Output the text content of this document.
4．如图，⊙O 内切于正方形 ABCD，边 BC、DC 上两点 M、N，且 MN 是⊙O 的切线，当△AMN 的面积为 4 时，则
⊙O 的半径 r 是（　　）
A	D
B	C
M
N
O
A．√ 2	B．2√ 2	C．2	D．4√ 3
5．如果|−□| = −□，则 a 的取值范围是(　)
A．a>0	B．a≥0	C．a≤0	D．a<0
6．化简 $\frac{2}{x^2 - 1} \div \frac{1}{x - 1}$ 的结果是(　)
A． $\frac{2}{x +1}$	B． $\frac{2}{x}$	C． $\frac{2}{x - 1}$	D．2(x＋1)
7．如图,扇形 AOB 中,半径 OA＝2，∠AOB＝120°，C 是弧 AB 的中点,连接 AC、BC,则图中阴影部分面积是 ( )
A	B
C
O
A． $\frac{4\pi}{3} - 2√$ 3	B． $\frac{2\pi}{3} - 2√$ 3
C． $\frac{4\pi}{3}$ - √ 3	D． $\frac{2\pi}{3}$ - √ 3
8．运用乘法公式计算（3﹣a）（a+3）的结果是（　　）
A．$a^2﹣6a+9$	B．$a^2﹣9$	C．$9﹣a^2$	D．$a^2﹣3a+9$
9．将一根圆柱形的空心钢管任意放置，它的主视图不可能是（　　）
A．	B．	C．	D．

● AIM OF THE EXERCISE: Transcribe the records above exactly as they appear.

● EXERCISE RESPONSE:
Output the text content of this document.
4．如图，⊙O 内切于正方形 ABCD，边 BC、DC 上两点 M、N，且 MN 是⊙O 的切线，当△AMN 的面积为 4 时，则
⊙O 的半径 r 是（　　）
A	D
B	C
M
N
O
A．√ 2	B．2√ 2	C．2	D．4√ 3
5．如果|−□| = −□，则 a 的取值范围是(　)
A．a>0	B．a≥0	C．a≤0	D．a<0
6．化简 $\frac{2}{x^2 - 1} \div \frac{1}{x - 1}$ 的结果是(　)
A． $\frac{2}{x +1}$	B． $\frac{2}{x}$	C． $\frac{2}{x - 1}$	D．2(x＋1)
7．如图,扇形 AOB 中,半径 OA＝2，∠AOB＝120°，C 是弧 AB 的中点,连接 AC、BC,则图中阴影部分面积是 ( )
A	B
C
O
A． $\frac{4\pi}{3} - 2√$ 3	B． $\frac{2\pi}{3} - 2√$ 3
C． $\frac{4\pi}{3}$ - √ 3	D． $\frac{2\pi}{3}$ - √ 3
8．运用乘法公式计算（3﹣a）（a+3）的结果是（　　）
A．$a^2﹣6a+9$	B．$a^2﹣9$	C．$9﹣a^2$	D．$a^2﹣3a+9$
9．将一根圆柱形的空心钢管任意放置，它的主视图不可能是（　　）
A．	B．	C．	D．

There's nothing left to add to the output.